Excerpts from a figure dataset
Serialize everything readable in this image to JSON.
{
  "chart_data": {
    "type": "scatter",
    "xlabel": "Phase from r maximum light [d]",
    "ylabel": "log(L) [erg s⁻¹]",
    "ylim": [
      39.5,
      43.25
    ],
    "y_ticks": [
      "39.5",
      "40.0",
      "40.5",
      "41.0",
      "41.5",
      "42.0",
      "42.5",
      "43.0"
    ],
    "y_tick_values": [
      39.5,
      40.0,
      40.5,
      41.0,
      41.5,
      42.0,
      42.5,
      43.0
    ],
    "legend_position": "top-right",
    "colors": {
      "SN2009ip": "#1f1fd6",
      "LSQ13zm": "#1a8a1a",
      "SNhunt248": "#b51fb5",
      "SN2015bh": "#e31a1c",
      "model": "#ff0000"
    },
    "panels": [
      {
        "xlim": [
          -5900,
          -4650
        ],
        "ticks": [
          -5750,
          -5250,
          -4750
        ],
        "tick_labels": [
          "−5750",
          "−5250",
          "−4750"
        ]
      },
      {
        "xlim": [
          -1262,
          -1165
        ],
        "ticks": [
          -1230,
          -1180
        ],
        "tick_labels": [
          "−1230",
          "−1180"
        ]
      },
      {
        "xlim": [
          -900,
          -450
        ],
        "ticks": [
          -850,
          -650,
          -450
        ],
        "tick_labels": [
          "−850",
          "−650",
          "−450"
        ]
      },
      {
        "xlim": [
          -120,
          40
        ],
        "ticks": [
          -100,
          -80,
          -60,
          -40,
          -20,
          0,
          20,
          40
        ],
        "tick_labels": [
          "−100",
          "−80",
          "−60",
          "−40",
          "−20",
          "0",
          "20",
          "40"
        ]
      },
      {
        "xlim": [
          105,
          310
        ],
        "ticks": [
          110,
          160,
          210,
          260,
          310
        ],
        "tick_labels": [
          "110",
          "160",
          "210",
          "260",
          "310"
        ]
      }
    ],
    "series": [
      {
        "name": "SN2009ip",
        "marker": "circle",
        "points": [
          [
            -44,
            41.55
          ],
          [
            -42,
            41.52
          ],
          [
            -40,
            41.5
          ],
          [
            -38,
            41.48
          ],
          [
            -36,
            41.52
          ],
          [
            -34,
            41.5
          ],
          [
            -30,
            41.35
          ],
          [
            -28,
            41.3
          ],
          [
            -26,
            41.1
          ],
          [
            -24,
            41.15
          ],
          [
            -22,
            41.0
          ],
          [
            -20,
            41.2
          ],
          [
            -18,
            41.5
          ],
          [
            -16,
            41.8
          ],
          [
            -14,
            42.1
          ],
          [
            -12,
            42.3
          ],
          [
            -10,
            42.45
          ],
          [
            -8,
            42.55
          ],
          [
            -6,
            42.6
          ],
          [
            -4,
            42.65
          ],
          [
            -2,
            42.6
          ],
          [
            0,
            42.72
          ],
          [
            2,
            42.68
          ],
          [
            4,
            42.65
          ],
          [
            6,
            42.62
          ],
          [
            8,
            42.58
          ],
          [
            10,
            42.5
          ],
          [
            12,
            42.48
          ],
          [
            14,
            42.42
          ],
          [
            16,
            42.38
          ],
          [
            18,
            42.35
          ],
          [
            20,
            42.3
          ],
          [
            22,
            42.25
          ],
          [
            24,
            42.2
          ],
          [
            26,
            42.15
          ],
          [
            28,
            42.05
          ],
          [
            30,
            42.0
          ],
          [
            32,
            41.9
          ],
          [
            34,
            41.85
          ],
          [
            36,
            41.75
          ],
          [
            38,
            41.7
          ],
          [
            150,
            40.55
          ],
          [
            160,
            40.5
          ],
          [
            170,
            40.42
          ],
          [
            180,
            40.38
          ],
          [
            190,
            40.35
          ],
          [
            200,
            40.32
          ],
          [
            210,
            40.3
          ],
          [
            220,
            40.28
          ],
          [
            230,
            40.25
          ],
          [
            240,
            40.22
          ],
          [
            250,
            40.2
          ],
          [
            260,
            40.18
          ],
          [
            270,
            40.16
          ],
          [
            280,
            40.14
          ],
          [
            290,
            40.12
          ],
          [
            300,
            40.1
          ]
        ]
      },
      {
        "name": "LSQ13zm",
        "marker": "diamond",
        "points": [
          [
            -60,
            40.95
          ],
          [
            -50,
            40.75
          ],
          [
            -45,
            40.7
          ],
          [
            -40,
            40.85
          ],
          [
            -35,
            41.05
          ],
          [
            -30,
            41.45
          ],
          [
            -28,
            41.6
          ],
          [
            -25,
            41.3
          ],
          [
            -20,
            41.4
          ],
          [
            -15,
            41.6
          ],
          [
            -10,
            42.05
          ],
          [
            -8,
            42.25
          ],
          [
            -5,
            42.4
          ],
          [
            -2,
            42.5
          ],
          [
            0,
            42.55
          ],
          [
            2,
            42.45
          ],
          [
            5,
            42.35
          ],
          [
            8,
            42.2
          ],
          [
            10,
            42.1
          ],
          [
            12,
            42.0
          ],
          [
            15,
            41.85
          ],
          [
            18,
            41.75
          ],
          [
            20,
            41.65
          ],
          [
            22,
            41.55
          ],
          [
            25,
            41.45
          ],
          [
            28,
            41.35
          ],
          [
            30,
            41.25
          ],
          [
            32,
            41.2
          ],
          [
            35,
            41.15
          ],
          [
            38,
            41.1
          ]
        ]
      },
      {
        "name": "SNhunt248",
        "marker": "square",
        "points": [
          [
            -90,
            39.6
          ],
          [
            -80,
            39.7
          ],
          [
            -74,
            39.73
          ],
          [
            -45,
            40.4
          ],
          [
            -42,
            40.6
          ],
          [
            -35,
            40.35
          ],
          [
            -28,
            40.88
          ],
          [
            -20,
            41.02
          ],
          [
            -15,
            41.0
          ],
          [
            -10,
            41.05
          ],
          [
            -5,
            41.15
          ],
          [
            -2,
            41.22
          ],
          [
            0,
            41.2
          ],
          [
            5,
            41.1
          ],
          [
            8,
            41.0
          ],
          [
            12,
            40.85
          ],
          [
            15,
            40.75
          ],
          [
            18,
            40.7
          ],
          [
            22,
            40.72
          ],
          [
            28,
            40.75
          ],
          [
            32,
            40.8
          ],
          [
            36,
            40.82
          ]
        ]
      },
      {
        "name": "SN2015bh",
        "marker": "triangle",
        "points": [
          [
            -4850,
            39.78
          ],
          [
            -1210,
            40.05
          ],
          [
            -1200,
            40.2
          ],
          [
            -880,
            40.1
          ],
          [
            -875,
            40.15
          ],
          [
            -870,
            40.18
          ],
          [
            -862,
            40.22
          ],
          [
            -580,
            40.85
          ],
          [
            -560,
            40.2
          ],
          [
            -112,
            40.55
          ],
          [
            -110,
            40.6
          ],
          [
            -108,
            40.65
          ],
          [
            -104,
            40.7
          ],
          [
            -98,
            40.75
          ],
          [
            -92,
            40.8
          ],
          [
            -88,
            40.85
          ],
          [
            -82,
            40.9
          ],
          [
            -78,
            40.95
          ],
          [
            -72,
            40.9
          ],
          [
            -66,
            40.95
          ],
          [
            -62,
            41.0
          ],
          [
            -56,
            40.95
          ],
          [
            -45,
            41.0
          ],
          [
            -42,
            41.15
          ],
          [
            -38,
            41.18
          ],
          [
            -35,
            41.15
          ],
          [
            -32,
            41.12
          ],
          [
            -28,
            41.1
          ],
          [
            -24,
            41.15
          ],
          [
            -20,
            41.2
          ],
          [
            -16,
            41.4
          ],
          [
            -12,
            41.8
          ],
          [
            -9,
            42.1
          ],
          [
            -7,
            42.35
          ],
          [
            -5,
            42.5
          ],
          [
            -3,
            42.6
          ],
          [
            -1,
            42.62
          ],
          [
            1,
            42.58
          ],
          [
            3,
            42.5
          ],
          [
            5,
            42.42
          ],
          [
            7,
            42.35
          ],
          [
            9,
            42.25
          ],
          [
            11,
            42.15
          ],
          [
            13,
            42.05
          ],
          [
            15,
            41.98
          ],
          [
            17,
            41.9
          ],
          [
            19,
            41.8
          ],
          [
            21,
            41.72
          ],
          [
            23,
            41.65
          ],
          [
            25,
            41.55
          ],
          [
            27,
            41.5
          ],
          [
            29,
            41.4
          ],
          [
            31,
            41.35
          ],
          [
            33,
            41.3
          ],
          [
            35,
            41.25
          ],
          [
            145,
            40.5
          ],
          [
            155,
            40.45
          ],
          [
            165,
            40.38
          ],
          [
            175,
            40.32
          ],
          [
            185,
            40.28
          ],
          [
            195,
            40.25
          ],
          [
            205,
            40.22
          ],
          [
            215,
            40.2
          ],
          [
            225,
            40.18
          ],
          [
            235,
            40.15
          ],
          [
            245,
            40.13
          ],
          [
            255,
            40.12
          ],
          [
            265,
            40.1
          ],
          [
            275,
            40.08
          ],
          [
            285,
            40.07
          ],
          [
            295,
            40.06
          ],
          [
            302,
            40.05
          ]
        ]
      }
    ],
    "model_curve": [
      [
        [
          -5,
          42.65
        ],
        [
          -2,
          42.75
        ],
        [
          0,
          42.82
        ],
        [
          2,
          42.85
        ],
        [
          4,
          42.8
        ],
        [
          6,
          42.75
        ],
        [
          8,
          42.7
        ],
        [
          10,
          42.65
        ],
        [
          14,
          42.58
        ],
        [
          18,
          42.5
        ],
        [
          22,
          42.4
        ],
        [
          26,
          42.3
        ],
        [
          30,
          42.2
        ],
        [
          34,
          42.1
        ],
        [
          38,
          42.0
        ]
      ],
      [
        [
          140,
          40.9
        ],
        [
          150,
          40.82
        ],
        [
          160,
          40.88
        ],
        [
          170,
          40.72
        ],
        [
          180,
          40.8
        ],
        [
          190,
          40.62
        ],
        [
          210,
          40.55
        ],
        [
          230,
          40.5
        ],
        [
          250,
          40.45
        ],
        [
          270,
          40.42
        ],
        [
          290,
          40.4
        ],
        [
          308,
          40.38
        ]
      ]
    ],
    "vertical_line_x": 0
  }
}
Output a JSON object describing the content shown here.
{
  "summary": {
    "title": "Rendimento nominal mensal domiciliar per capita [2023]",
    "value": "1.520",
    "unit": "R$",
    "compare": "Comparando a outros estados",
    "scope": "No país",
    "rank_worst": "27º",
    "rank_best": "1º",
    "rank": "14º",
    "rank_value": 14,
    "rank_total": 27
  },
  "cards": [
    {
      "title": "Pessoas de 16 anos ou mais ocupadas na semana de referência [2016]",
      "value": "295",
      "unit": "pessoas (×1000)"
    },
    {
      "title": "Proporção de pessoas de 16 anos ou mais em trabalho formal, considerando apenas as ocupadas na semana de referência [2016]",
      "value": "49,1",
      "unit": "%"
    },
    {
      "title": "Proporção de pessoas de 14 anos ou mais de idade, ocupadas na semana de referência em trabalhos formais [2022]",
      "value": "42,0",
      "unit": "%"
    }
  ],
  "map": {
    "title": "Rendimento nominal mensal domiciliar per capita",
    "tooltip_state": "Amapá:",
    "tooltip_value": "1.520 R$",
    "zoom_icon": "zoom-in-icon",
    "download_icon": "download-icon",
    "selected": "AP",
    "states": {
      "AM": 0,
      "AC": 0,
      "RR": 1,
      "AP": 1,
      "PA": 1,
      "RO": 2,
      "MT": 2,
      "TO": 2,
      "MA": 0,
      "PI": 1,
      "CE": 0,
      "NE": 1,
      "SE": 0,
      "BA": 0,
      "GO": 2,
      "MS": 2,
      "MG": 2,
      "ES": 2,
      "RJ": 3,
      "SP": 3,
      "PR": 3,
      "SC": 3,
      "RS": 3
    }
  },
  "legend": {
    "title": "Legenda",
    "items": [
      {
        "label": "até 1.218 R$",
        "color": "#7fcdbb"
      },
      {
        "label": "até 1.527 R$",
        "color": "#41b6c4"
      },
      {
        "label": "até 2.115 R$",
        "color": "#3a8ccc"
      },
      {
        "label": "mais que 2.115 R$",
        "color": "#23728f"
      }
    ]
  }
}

## [What you are asked to do]
Search the data for "nominal" and list every line in which it occurs.

## [Written answer]
    "title": "Rendimento nominal mensal domiciliar per capita [2023]",
    "title": "Rendimento nominal mensal domiciliar per capita",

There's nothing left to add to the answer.